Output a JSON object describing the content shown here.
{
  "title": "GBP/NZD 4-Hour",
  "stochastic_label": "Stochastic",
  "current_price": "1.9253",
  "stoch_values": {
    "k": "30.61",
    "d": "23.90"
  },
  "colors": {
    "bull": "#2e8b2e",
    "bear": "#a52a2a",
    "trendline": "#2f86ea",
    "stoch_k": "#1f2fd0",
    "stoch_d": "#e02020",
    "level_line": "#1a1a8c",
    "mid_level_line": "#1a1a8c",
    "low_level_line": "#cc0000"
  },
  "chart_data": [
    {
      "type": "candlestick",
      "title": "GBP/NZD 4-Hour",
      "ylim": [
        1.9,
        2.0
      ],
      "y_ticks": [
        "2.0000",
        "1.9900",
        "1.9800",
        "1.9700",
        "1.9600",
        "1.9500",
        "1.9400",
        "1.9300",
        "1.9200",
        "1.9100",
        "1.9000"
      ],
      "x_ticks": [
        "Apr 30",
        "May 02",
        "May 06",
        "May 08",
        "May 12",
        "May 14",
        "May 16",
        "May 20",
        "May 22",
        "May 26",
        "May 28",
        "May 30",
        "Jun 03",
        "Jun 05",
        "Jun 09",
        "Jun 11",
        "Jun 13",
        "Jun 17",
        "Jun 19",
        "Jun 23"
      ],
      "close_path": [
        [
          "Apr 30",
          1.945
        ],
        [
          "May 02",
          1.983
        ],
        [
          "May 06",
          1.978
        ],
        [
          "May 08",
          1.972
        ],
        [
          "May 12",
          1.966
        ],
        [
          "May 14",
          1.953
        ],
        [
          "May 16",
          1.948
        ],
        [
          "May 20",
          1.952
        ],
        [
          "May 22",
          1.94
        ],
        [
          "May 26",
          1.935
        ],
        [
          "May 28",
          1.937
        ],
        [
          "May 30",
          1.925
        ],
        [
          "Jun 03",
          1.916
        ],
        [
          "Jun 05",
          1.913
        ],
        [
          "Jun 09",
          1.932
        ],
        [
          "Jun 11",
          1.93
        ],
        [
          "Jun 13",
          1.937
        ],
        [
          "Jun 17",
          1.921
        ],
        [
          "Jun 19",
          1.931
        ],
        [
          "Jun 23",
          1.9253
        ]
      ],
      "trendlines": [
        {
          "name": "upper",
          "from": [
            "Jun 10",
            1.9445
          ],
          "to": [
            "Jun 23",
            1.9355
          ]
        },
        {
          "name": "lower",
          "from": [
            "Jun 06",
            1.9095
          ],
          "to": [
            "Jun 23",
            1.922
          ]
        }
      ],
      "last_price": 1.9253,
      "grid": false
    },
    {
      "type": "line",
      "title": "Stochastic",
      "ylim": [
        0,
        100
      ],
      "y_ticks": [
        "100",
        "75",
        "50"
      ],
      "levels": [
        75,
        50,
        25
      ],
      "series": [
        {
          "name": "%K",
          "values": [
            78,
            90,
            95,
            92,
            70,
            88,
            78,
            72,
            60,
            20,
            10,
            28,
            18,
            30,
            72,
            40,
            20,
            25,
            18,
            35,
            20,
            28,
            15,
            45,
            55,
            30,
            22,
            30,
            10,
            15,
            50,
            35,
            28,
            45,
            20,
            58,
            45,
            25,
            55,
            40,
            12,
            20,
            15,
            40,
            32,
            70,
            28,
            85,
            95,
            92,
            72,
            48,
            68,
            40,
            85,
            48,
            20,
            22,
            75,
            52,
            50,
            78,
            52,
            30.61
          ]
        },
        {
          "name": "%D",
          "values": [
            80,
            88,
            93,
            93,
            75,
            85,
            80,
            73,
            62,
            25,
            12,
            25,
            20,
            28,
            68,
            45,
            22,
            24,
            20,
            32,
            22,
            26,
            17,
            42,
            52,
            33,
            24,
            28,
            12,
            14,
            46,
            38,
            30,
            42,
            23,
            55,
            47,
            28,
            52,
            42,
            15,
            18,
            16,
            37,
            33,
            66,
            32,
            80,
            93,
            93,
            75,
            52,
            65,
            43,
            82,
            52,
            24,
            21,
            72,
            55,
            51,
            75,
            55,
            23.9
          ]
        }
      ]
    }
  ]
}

## WHAT YOU ARE ASKED TO DO
Each record should come back exactly as written.

## ANSWER TO THE EXERCISE
Output a JSON object describing the content shown here.
{
  "title": "GBP/NZD 4-Hour",
  "stochastic_label": "Stochastic",
  "current_price": "1.9253",
  "stoch_values": {
    "k": "30.61",
    "d": "23.90"
  },
  "colors": {
    "bull": "#2e8b2e",
    "bear": "#a52a2a",
    "trendline": "#2f86ea",
    "stoch_k": "#1f2fd0",
    "stoch_d": "#e02020",
    "level_line": "#1a1a8c",
    "mid_level_line": "#1a1a8c",
    "low_level_line": "#cc0000"
  },
  "chart_data": [
    {
      "type": "candlestick",
      "title": "GBP/NZD 4-Hour",
      "ylim": [
        1.9,
        2.0
      ],
      "y_ticks": [
        "2.0000",
        "1.9900",
        "1.9800",
        "1.9700",
        "1.9600",
        "1.9500",
        "1.9400",
        "1.9300",
        "1.9200",
        "1.9100",
        "1.9000"
      ],
      "x_ticks": [
        "Apr 30",
        "May 02",
        "May 06",
        "May 08",
        "May 12",
        "May 14",
        "May 16",
        "May 20",
        "May 22",
        "May 26",
        "May 28",
        "May 30",
        "Jun 03",
        "Jun 05",
        "Jun 09",
        "Jun 11",
        "Jun 13",
        "Jun 17",
        "Jun 19",
        "Jun 23"
      ],
      "close_path": [
        [
          "Apr 30",
          1.945
        ],
        [
          "May 02",
          1.983
        ],
        [
          "May 06",
          1.978
        ],
        [
          "May 08",
          1.972
        ],
        [
          "May 12",
          1.966
        ],
        [
          "May 14",
          1.953
        ],
        [
          "May 16",
          1.948
        ],
        [
          "May 20",
          1.952
        ],
        [
          "May 22",
          1.94
        ],
        [
          "May 26",
          1.935
        ],
        [
          "May 28",
          1.937
        ],
        [
          "May 30",
          1.925
        ],
        [
          "Jun 03",
          1.916
        ],
        [
          "Jun 05",
          1.913
        ],
        [
          "Jun 09",
          1.932
        ],
        [
          "Jun 11",
          1.93
        ],
        [
          "Jun 13",
          1.937
        ],
        [
          "Jun 17",
          1.921
        ],
        [
          "Jun 19",
          1.931
        ],
        [
          "Jun 23",
          1.9253
        ]
      ],
      "trendlines": [
        {
          "name": "upper",
          "from": [
            "Jun 10",
            1.9445
          ],
          "to": [
            "Jun 23",
            1.9355
          ]
        },
        {
          "name": "lower",
          "from": [
            "Jun 06",
            1.9095
          ],
          "to": [
            "Jun 23",
            1.922
          ]
        }
      ],
      "last_price": 1.9253,
      "grid": false
    },
    {
      "type": "line",
      "title": "Stochastic",
      "ylim": [
        0,
        100
      ],
      "y_ticks": [
        "100",
        "75",
        "50"
      ],
      "levels": [
        75,
        50,
        25
      ],
      "series": [
        {
          "name": "%K",
          "values": [
            78,
            90,
            95,
            92,
            70,
            88,
            78,
            72,
            60,
            20,
            10,
            28,
            18,
            30,
            72,
            40,
            20,
            25,
            18,
            35,
            20,
            28,
            15,
            45,
            55,
            30,
            22,
            30,
            10,
            15,
            50,
            35,
            28,
            45,
            20,
            58,
            45,
            25,
            55,
            40,
            12,
            20,
            15,
            40,
            32,
            70,
            28,
            85,
            95,
            92,
            72,
            48,
            68,
            40,
            85,
            48,
            20,
            22,
            75,
            52,
            50,
            78,
            52,
            30.61
          ]
        },
        {
          "name": "%D",
          "values": [
            80,
            88,
            93,
            93,
            75,
            85,
            80,
            73,
            62,
            25,
            12,
            25,
            20,
            28,
            68,
            45,
            22,
            24,
            20,
            32,
            22,
            26,
            17,
            42,
            52,
            33,
            24,
            28,
            12,
            14,
            46,
            38,
            30,
            42,
            23,
            55,
            47,
            28,
            52,
            42,
            15,
            18,
            16,
            37,
            33,
            66,
            32,
            80,
            93,
            93,
            75,
            52,
            65,
            43,
            82,
            52,
            24,
            21,
            72,
            55,
            51,
            75,
            55,
            23.9
          ]
        }
      ]
    }
  ]
}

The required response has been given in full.